What you need to do =>
Show every line in the records below that contains the word "creatinine".

>> START

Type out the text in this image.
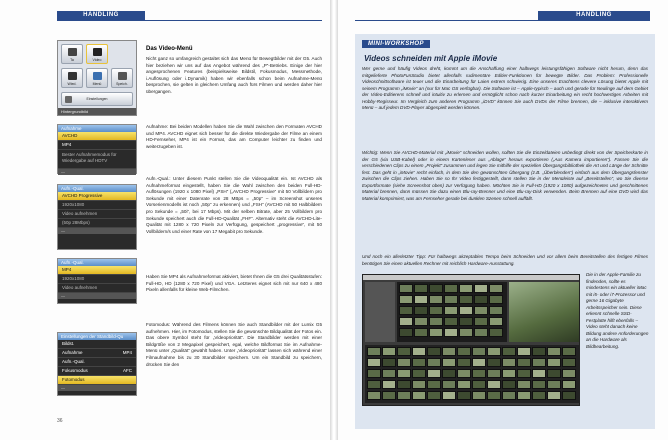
HANDLING
36
Ta	Video
Wied.	Menü	Speich.
Einstellungen
Hintergrundbild
Aufnahme
AVCHD
MP4
Bester Aufnahmemodus für Wiedergabe auf HDTV
—
Aufn.-Qual.
AVCHD Progressive
1920x1080
Video aufnehmen
(50p 28Mbps)
—
Aufn.-Qual.
MP4
1920x1080
Video aufnehmen
—
Einstellungen der Standbild-Qu
Bildst.
Aufnahme	MP4
Aufn.-Qual.
Fokusmodus	AFC
Fotomodus
—
Das Video-Menü
Nicht ganz so umfangreich gestaltet sich das Menü für Bewegtbilder mit der G5. Auch hier beziehen wir uns auf das Angebot während des „P“-Betriebs. Einige der hier angesprochenen Features (beispielsweise Bildstil, Fokusmodus, Messmethode, i.Auflösung oder i.Dynamik) haben wir ebenfalls schon beim Aufnahme-Menü besprochen, sie gelten in gleichem Umfang auch fürs Filmen und werden daher hier übergangen.
Aufnahme: Bei beiden Modellen haben Sie die Wahl zwischen den Formaten AVCHD und MP4. AVCHD eignet sich besser für die direkte Wiedergabe der Filme an einem HD-Fernseher, MP4 ist ein Format, das am Computer leichter zu finden und weiterzugeben ist.
Aufn.-Qual.: Unter diesem Punkt stellen Sie die Videoqualität ein. Ist AVCHD als Aufnahmeformat eingestellt, haben Sie die Wahl zwischen den beiden Full-HD-Auflösungen (1920 x 1080 Pixel) „PSH“ („AVCHD Progressive“ mit 50 Vollbildern pro Sekunde mit einer Datenrate von 28 MBps = „50p“ – im Screenshot unseres Vorserienmodells ist noch „50p“ zu erkennen) und „FSH“ (AVCHD mit 50 Halbbildern pro Sekunde = „50i“, bei 17 Mbps). Mit der selben Bitrate, aber 25 Vollbildern pro Sekunde speichert auch die Full-HD-Qualität „FHF“. Alternativ steht die AVCHD-Lite-Qualität mit 1280 x 720 Pixeln zur Verfügung, gespeichert „progressive“, mit 50 Vollbildern/s und einer Rate von 17 Megabit pro Sekunde.
Haben Sie MP4 als Aufnahmeformat aktiviert, bietet Ihnen die G5 drei Qualitätsstufen: Full-HD, HD (1280 x 720 Pixel) und VGA. Letzteres eignet sich mit nur 640 x 480 Pixeln allenfalls für kleine Web-Filmchen.
Fotomodus: Während des Filmens können Sie auch Standbilder mit der Lumix G5 aufnehmen. Hier, im Fotomodus, stellen Sie die gewünschte Bildqualität der Fotos ein. Das obere Symbol steht für „Videopriorität“. Die Standbilder werden mit einer Bildgröße von 2 Megapixel gespeichert, egal, welche Bildformat Sie im Aufnahme-Menü unter „Qualität“ gewählt haben. Unter „Videopriorität“ lassen sich während einer Filmaufnahme bis zu 30 Standbilder speichern. Um ein Standbild zu speichern, drücken Sie den
HANDLING
MINI-WORKSHOP
Videos schneiden mit Apple iMovie
Wer gerne und häufig Videos dreht, kommt um die Anschaffung einer halbwegs leistungsfähigen Software nicht herum, denn das mitgelieferte PhotoFunStudio bietet allenfalls rudimentäre Editier-Funktionen für bewegte Bilder. Das Problem: Professionelle Videoschnittsoftware ist teuer und die Einarbeitung für Laien extrem schwierig. Eine unseres Erachtens clevere Lösung bietet Apple mit seinem Programm „iMovie“ an (nur für Mac OS verfügbar). Die Software ist – Apple-typisch – auch und gerade für Neulinge auf dem Gebiet der Video-Editierens schnell und intuitiv zu erlernen und ermöglicht schon nach kurzer Einarbeitung ein recht hochwertiges Arbeiten mit Hobby-Regisseur. Im Vergleich zum anderen Programm „iDVD“ können Sie auch DVDs der Filme brennen, die – inklusive interaktivem Menü – auf jedem DVD-Player abgespielt werden können.
Wichtig: Wenn Sie AVCHD-Material mit „iMovie“ schneiden wollen, sollten Sie die Einzeldateien unbedingt direkt von der Speicherkarte in der G5 (via USB-Kabel) oder in einem Kartenleser aus „Ablage“ heraus exportieren („Aus Kamera importieren“). Fassen Sie die verschiedenen Clips zu einem „Projekt“ zusammen und legen Sie mithilfe der speziellen Übergangsbibliothek die Art und Länge der Schnitte fest. Das geht in „iMovie“ recht einfach, in dem Sie den gewünschten Übergang (z.B. „Überblenden“) einfach aus dem Übergangsfenster zwischen die Clips ziehen. Haben Sie so Ihr Video fertiggestellt, dann stellen Sie in der Menüleiste auf „Bereitstellen“, wo Sie diverse Exportformate (siehe Screenshot oben) zur Verfügung haben. Möchten Sie in Full-HD (1920 x 1080) aufgezeichnetes und geschnittenes Material brennen, dann müssen Sie dazu einen Blu-ray-Brenner und eine Blu-ray-Disk verwenden. Beim Brennen auf eine DVD wird das Material komprimiert, was am Fernseher gerade bei dunklen Szenen schnell auffällt.
Und noch ein allerletzter Tipp: Für halbwegs akzeptables Tempo beim Schneiden und vor allem beim Bereitstellen des fertigen Filmes benötigen Sie einen aktuellen Rechner mit reichlich Hardware-Ausstattung.
Die in der Apple-Familie zu findenden, sollte es mindestens ein aktueller iMac mit i5- oder i7-Prozessor und gerne 16 Gigabyte Arbeitsspeicher sein. Diese erkennt schnelle SSD-Festplatte hilft ebenfalls – Video steht danach keine Bildung andere Anforderungen an die Hardware als Bildbearbeitung.
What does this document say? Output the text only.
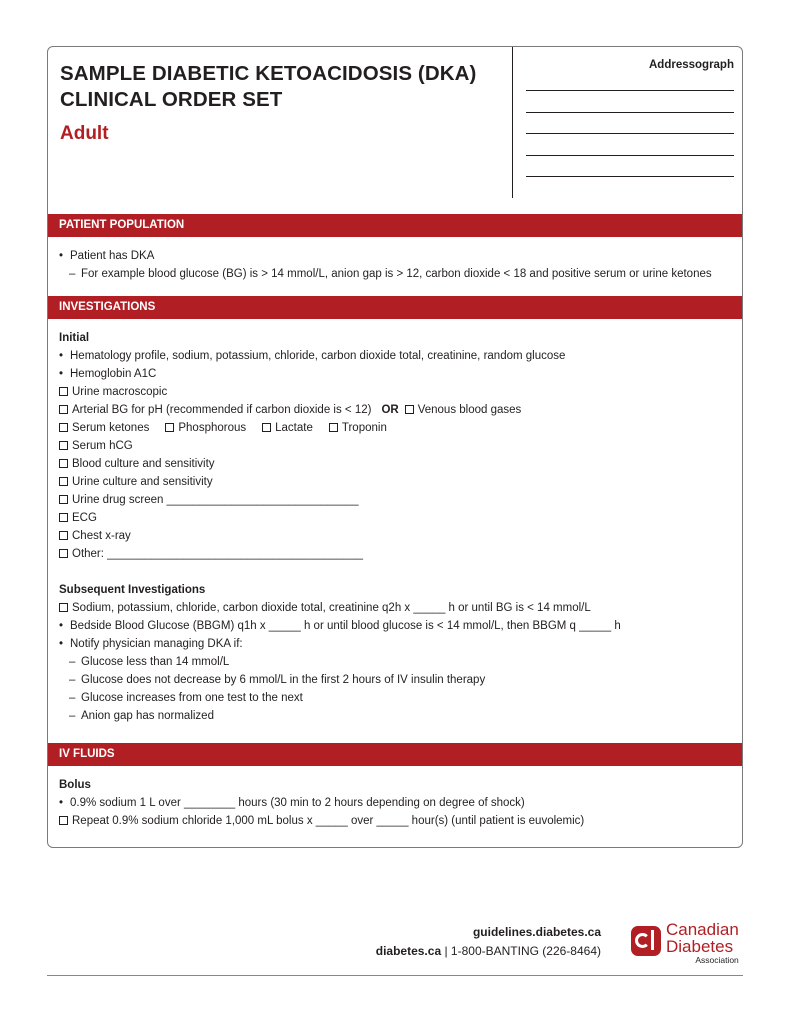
SAMPLE DIABETIC KETOACIDOSIS (DKA)
CLINICAL ORDER SET
Adult
Addressograph
PATIENT POPULATION
• Patient has DKA
– For example blood glucose (BG) is > 14 mmol/L, anion gap is > 12, carbon dioxide < 18 and positive serum or urine ketones
INVESTIGATIONS
Initial
• Hematology profile, sodium, potassium, chloride, carbon dioxide total, creatinine, random glucose
• Hemoglobin A1C
Urine macroscopic
Arterial BG for pH (recommended if carbon dioxide is < 12) OR Venous blood gases
Serum ketones	Phosphorous	Lactate	Troponin
Serum hCG
Blood culture and sensitivity
Urine culture and sensitivity
Urine drug screen ______________________________
ECG
Chest x-ray
Other: ________________________________________
Subsequent Investigations
Sodium, potassium, chloride, carbon dioxide total, creatinine q2h x _____ h or until BG is < 14 mmol/L
• Bedside Blood Glucose (BBGM) q1h x _____ h or until blood glucose is < 14 mmol/L, then BBGM q _____ h
• Notify physician managing DKA if:
– Glucose less than 14 mmol/L
– Glucose does not decrease by 6 mmol/L in the first 2 hours of IV insulin therapy
– Glucose increases from one test to the next
– Anion gap has normalized
IV FLUIDS
Bolus
• 0.9% sodium 1 L over ________ hours (30 min to 2 hours depending on degree of shock)
Repeat 0.9% sodium chloride 1,000 mL bolus x _____ over _____ hour(s) (until patient is euvolemic)
guidelines.diabetes.ca
diabetes.ca | 1-800-BANTING (226-8464)
Canadian
Diabetes
Association
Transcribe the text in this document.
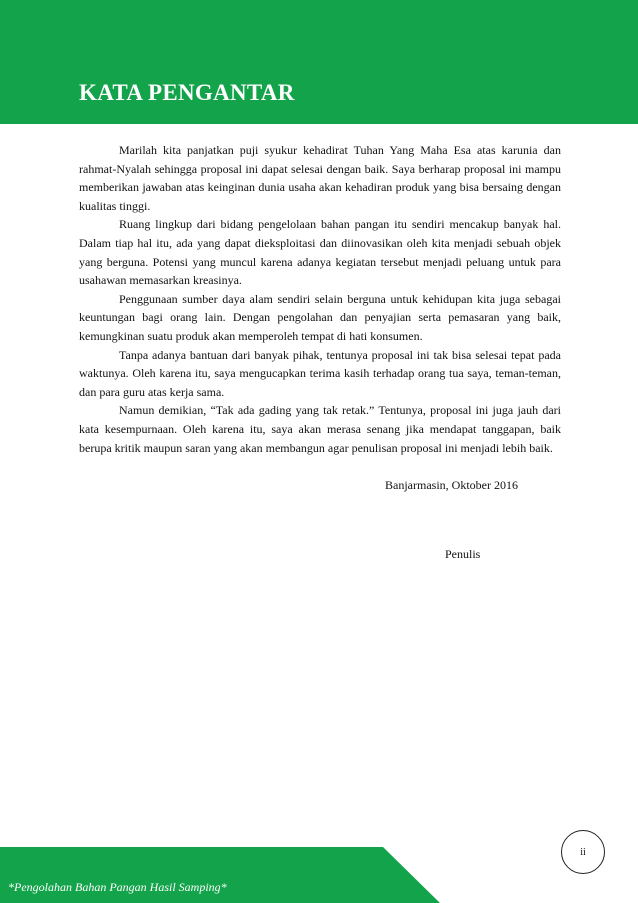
KATA PENGANTAR

Marilah kita panjatkan puji syukur kehadirat Tuhan Yang Maha Esa atas karunia dan rahmat-Nyalah sehingga proposal ini dapat selesai dengan baik. Saya berharap proposal ini mampu memberikan jawaban atas keinginan dunia usaha akan kehadiran produk yang bisa bersaing dengan kualitas tinggi.

Ruang lingkup dari bidang pengelolaan bahan pangan itu sendiri mencakup banyak hal. Dalam tiap hal itu, ada yang dapat dieksploitasi dan diinovasikan oleh kita menjadi sebuah objek yang berguna. Potensi yang muncul karena adanya kegiatan tersebut menjadi peluang untuk para usahawan memasarkan kreasinya.

Penggunaan sumber daya alam sendiri selain berguna untuk kehidupan kita juga sebagai keuntungan bagi orang lain. Dengan pengolahan dan penyajian serta pemasaran yang baik, kemungkinan suatu produk akan memperoleh tempat di hati konsumen.

Tanpa adanya bantuan dari banyak pihak, tentunya proposal ini tak bisa selesai tepat pada waktunya. Oleh karena itu, saya mengucapkan terima kasih terhadap orang tua saya, teman-teman, dan para guru atas kerja sama.

Namun demikian, “Tak ada gading yang tak retak.” Tentunya, proposal ini juga jauh dari kata kesempurnaan. Oleh karena itu, saya akan merasa senang jika mendapat tanggapan, baik berupa kritik maupun saran yang akan membangun agar penulisan proposal ini menjadi lebih baik.

Banjarmasin, Oktober 2016
Penulis
*Pengolahan Bahan Pangan Hasil Samping*
ii
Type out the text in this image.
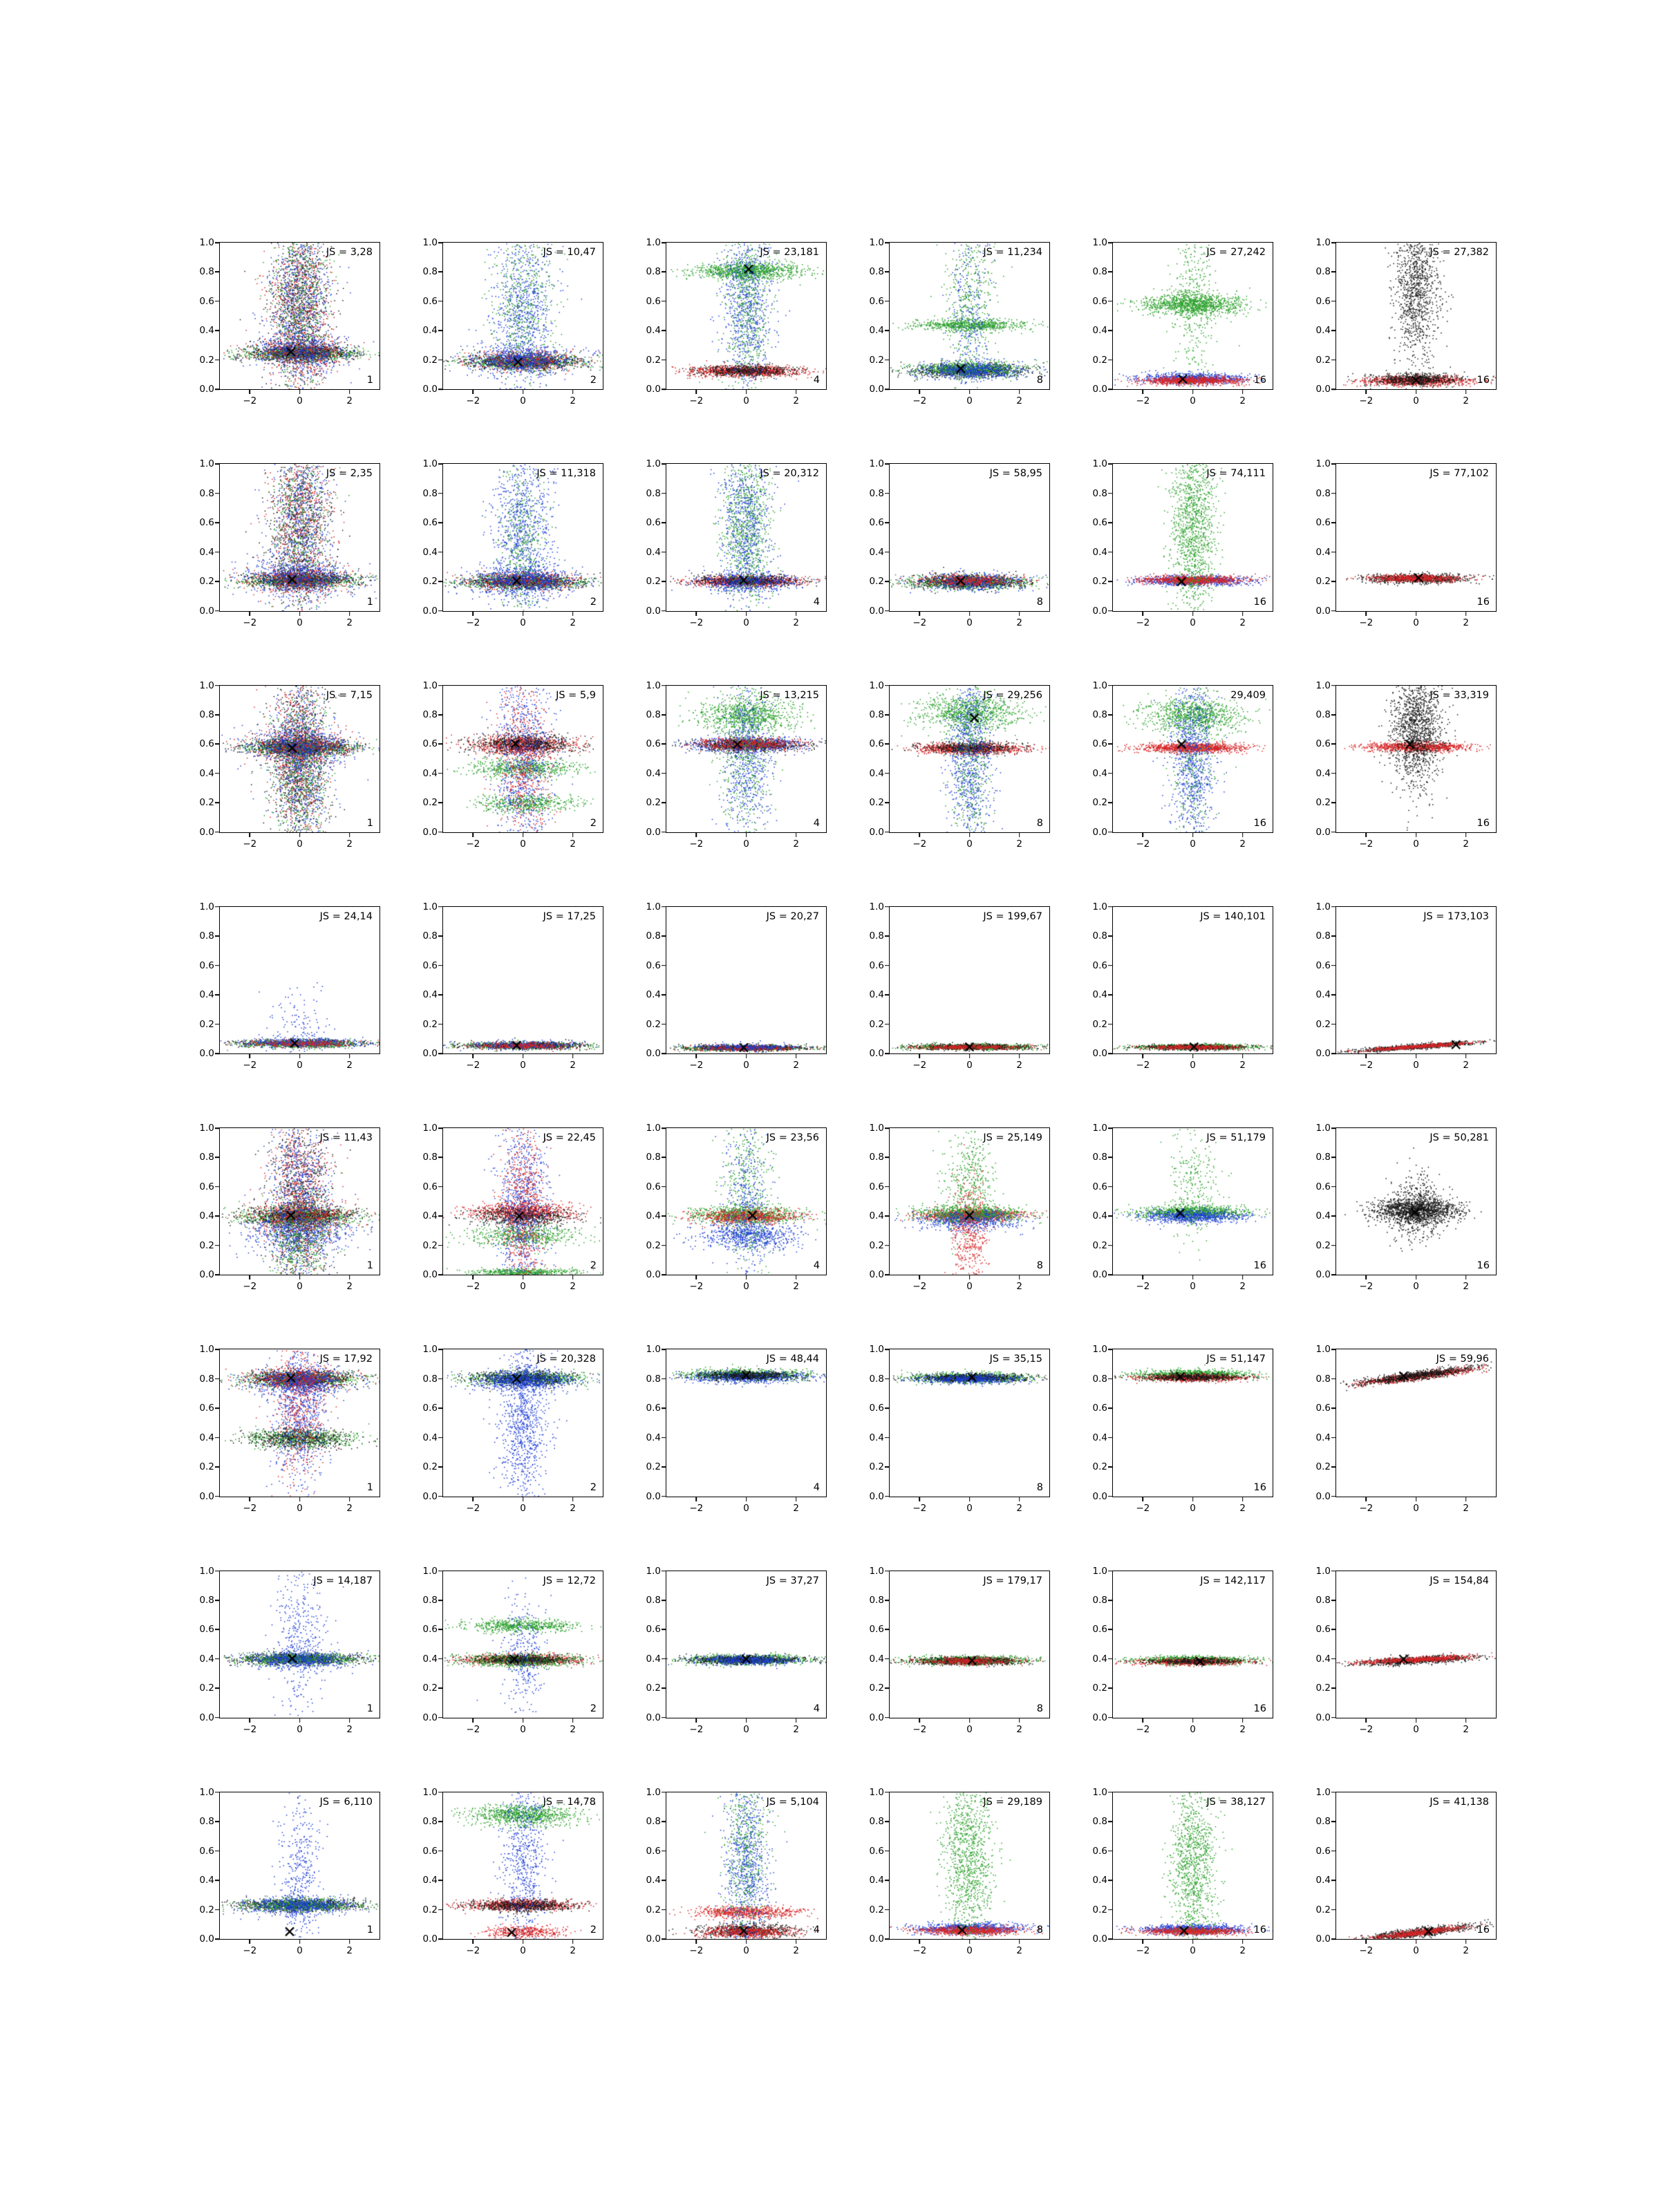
0.0
0.2
0.4
0.6
0.8
1.0
−2	0	2
JS = 3,28
1
0.0
0.2
0.4
0.6
0.8
1.0
−2	0	2
JS = 10,47
2
0.0
0.2
0.4
0.6
0.8
1.0
−2	0	2
JS = 23,181
4
0.0
0.2
0.4
0.6
0.8
1.0
−2	0	2
JS = 11,234
8
0.0
0.2
0.4
0.6
0.8
1.0
−2	0	2
JS = 27,242
16
0.0
0.2
0.4
0.6
0.8
1.0
−2	0	2
JS = 27,382
16
0.0
0.2
0.4
0.6
0.8
1.0
−2	0	2
JS = 2,35
1
0.0
0.2
0.4
0.6
0.8
1.0
−2	0	2
JS = 11,318
2
0.0
0.2
0.4
0.6
0.8
1.0
−2	0	2
JS = 20,312
4
0.0
0.2
0.4
0.6
0.8
1.0
−2	0	2
JS = 58,95
8
0.0
0.2
0.4
0.6
0.8
1.0
−2	0	2
JS = 74,111
16
0.0
0.2
0.4
0.6
0.8
1.0
−2	0	2
JS = 77,102
16
0.0
0.2
0.4
0.6
0.8
1.0
−2	0	2
JS = 7,15
1
0.0
0.2
0.4
0.6
0.8
1.0
−2	0	2
JS = 5,9
2
0.0
0.2
0.4
0.6
0.8
1.0
−2	0	2
JS = 13,215
4
0.0
0.2
0.4
0.6
0.8
1.0
−2	0	2
JS = 29,256
8
0.0
0.2
0.4
0.6
0.8
1.0
−2	0	2
29,409
16
0.0
0.2
0.4
0.6
0.8
1.0
−2	0	2
JS = 33,319
16
0.0
0.2
0.4
0.6
0.8
1.0
−2	0	2
JS = 24,14
0.0
0.2
0.4
0.6
0.8
1.0
−2	0	2
JS = 17,25
0.0
0.2
0.4
0.6
0.8
1.0
−2	0	2
JS = 20,27
0.0
0.2
0.4
0.6
0.8
1.0
−2	0	2
JS = 199,67
0.0
0.2
0.4
0.6
0.8
1.0
−2	0	2
JS = 140,101
0.0
0.2
0.4
0.6
0.8
1.0
−2	0	2
JS = 173,103
0.0
0.2
0.4
0.6
0.8
1.0
−2	0	2
JS = 11,43
1
0.0
0.2
0.4
0.6
0.8
1.0
−2	0	2
JS = 22,45
2
0.0
0.2
0.4
0.6
0.8
1.0
−2	0	2
JS = 23,56
4
0.0
0.2
0.4
0.6
0.8
1.0
−2	0	2
JS = 25,149
8
0.0
0.2
0.4
0.6
0.8
1.0
−2	0	2
JS = 51,179
16
0.0
0.2
0.4
0.6
0.8
1.0
−2	0	2
JS = 50,281
16
0.0
0.2
0.4
0.6
0.8
1.0
−2	0	2
JS = 17,92
1
0.0
0.2
0.4
0.6
0.8
1.0
−2	0	2
JS = 20,328
2
0.0
0.2
0.4
0.6
0.8
1.0
−2	0	2
JS = 48,44
4
0.0
0.2
0.4
0.6
0.8
1.0
−2	0	2
JS = 35,15
8
0.0
0.2
0.4
0.6
0.8
1.0
−2	0	2
JS = 51,147
16
0.0
0.2
0.4
0.6
0.8
1.0
−2	0	2
JS = 59,96
0.0
0.2
0.4
0.6
0.8
1.0
−2	0	2
JS = 14,187
1
0.0
0.2
0.4
0.6
0.8
1.0
−2	0	2
JS = 12,72
2
0.0
0.2
0.4
0.6
0.8
1.0
−2	0	2
JS = 37,27
4
0.0
0.2
0.4
0.6
0.8
1.0
−2	0	2
JS = 179,17
8
0.0
0.2
0.4
0.6
0.8
1.0
−2	0	2
JS = 142,117
16
0.0
0.2
0.4
0.6
0.8
1.0
−2	0	2
JS = 154,84
0.0
0.2
0.4
0.6
0.8
1.0
−2	0	2
JS = 6,110
1
0.0
0.2
0.4
0.6
0.8
1.0
−2	0	2
JS = 14,78
2
0.0
0.2
0.4
0.6
0.8
1.0
−2	0	2
JS = 5,104
4
0.0
0.2
0.4
0.6
0.8
1.0
−2	0	2
JS = 29,189
8
0.0
0.2
0.4
0.6
0.8
1.0
−2	0	2
JS = 38,127
16
0.0
0.2
0.4
0.6
0.8
1.0
−2	0	2
JS = 41,138
16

>> END

Output =>
• Hematology profile, sodium, potassium, chloride, carbon dioxide total, creatinine, random glucose
Sodium, potassium, chloride, carbon dioxide total, creatinine q2h x _____ h or until BG is < 14 mmol/L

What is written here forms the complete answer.